**GOAL OF THE EXERCISE:**
Filter this material down to the lines that hold "authorities", copying each one.

-- start --

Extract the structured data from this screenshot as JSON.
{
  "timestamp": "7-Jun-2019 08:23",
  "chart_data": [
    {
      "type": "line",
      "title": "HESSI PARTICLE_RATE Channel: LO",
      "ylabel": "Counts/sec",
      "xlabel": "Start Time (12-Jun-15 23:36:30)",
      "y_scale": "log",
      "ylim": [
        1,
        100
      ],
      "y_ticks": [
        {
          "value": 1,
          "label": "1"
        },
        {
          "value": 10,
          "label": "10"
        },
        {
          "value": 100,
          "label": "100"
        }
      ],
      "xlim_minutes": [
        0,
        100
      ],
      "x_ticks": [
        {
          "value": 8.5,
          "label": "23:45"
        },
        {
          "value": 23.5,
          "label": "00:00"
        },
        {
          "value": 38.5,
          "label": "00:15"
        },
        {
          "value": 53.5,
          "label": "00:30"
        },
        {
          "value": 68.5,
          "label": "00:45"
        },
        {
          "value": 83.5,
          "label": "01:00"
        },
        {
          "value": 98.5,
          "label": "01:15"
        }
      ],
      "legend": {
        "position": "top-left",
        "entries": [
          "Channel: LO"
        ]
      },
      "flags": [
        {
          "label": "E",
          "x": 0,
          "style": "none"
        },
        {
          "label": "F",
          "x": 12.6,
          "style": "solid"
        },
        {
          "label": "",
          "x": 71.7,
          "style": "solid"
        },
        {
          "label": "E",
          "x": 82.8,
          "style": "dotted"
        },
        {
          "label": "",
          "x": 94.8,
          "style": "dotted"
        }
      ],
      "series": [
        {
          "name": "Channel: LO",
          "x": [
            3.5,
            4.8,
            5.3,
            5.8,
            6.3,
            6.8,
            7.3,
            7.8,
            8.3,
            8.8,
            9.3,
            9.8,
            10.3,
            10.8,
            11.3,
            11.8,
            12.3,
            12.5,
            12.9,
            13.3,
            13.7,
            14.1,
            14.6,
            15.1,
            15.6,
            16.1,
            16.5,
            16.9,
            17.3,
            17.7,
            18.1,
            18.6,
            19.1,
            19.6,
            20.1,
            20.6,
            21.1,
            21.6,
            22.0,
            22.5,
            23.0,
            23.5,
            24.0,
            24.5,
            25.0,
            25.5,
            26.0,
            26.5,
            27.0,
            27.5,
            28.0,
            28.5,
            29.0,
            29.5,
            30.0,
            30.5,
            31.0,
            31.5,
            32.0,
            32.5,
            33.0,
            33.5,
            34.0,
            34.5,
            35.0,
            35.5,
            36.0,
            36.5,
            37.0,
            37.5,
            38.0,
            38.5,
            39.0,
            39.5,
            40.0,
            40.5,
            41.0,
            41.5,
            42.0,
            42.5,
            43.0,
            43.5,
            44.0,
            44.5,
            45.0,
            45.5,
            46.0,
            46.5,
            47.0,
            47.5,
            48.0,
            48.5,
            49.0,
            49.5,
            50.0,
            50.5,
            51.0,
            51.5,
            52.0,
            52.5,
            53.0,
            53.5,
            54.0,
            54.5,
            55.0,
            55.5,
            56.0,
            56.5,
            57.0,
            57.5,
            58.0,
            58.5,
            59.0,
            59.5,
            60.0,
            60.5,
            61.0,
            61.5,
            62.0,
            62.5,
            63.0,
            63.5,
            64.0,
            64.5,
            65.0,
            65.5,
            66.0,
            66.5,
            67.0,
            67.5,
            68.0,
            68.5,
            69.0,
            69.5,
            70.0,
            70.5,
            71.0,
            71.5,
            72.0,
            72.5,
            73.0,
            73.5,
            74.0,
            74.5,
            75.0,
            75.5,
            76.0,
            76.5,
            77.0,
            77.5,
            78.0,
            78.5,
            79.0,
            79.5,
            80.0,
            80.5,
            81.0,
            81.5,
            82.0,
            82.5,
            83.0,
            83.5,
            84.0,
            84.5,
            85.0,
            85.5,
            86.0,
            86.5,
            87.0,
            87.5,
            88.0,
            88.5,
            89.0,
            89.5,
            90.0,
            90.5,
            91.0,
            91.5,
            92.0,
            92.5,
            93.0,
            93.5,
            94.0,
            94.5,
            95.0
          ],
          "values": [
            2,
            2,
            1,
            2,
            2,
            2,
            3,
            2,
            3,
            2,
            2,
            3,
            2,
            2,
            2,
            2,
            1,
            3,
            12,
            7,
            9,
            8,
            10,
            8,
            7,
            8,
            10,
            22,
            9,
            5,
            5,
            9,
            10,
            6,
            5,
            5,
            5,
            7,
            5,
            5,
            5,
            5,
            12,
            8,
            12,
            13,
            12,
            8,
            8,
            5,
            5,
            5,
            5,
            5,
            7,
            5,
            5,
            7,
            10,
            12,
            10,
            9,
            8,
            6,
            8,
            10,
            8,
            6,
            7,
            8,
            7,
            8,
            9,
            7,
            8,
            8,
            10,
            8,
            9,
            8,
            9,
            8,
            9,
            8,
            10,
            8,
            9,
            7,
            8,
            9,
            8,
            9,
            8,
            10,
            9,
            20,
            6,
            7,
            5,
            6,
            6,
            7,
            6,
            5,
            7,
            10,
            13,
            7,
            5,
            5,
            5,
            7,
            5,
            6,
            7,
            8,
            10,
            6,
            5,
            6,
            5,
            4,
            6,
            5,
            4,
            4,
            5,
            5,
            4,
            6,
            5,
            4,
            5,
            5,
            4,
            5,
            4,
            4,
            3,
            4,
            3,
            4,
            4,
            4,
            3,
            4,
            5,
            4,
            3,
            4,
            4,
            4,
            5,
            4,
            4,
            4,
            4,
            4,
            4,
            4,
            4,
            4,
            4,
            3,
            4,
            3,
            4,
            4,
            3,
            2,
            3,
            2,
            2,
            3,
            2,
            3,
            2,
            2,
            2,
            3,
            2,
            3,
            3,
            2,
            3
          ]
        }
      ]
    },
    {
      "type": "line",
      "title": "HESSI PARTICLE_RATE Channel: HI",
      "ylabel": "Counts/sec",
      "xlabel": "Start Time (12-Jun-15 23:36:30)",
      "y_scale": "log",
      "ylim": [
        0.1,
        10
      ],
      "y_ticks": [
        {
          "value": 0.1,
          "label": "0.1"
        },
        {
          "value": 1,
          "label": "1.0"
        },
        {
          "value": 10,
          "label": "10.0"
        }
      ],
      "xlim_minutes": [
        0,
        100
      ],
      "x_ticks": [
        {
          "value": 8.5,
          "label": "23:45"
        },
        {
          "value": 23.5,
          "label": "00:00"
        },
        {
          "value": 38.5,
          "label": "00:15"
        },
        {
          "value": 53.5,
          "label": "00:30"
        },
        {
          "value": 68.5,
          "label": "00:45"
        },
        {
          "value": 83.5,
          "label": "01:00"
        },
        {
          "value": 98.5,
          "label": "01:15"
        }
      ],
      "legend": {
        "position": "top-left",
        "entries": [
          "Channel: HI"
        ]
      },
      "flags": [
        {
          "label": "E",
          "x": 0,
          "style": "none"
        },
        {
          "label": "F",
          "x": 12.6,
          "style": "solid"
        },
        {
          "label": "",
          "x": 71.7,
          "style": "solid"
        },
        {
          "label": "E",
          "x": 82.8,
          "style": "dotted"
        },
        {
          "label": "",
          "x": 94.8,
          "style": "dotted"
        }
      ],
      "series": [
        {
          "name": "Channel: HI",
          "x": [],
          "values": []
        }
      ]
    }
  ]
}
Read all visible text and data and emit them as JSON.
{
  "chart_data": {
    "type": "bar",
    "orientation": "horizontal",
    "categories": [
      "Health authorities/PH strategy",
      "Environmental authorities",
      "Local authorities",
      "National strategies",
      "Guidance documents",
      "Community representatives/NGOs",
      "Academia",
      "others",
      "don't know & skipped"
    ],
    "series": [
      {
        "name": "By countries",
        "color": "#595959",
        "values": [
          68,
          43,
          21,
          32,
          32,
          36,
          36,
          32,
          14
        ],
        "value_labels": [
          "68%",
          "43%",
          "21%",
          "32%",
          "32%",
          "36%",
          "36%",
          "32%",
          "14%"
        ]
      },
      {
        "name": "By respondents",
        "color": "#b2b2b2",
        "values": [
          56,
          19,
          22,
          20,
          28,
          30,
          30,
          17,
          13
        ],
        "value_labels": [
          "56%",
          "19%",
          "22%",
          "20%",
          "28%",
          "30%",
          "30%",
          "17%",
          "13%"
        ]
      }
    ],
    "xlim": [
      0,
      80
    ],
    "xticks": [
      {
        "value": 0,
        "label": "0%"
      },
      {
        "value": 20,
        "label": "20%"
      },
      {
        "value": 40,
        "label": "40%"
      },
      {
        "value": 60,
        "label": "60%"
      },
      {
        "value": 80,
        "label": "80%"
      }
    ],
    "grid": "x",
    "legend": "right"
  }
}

-- end --

**CORRECT ANSWER:**
      "Health authorities/PH strategy",
      "Environmental authorities",
      "Local authorities",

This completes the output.